▶ _JOB_
Copy out the data exactly, leaving the pictures behind.
◆ ◆ ◆ ◆ ◆
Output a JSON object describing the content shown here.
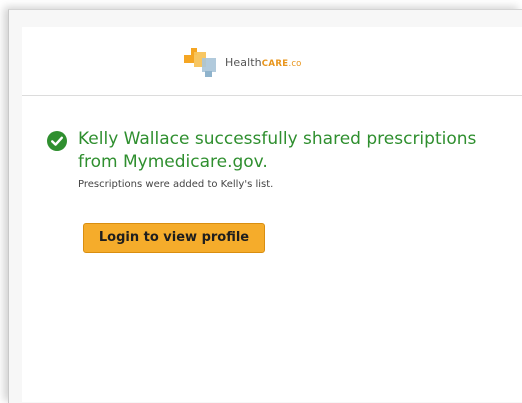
{
  "header": {
    "logo": {
      "icon": "healthcare-logo-icon",
      "name_health": "Health",
      "name_care": "CARE",
      "name_suffix": ".co"
    }
  },
  "main": {
    "status_icon": "check-circle-icon",
    "message": "Kelly Wallace successfully shared prescriptions from Mymedicare.gov.",
    "subtext": "Prescriptions were added to Kelly's list.",
    "login_button_label": "Login to view profile"
  },
  "colors": {
    "success": "#2f8f2f",
    "button": "#f5ac2b",
    "logo_orange": "#f5a623",
    "logo_blue": "#a9c4d8"
  }
}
◆ ◆ ◆ ◆ ◆
▶ _WRITTEN ANSWER_
Output a JSON object describing the content shown here.
{
  "header": {
    "logo": {
      "icon": "healthcare-logo-icon",
      "name_health": "Health",
      "name_care": "CARE",
      "name_suffix": ".co"
    }
  },
  "main": {
    "status_icon": "check-circle-icon",
    "message": "Kelly Wallace successfully shared prescriptions from Mymedicare.gov.",
    "subtext": "Prescriptions were added to Kelly's list.",
    "login_button_label": "Login to view profile"
  },
  "colors": {
    "success": "#2f8f2f",
    "button": "#f5ac2b",
    "logo_orange": "#f5a623",
    "logo_blue": "#a9c4d8"
  }
}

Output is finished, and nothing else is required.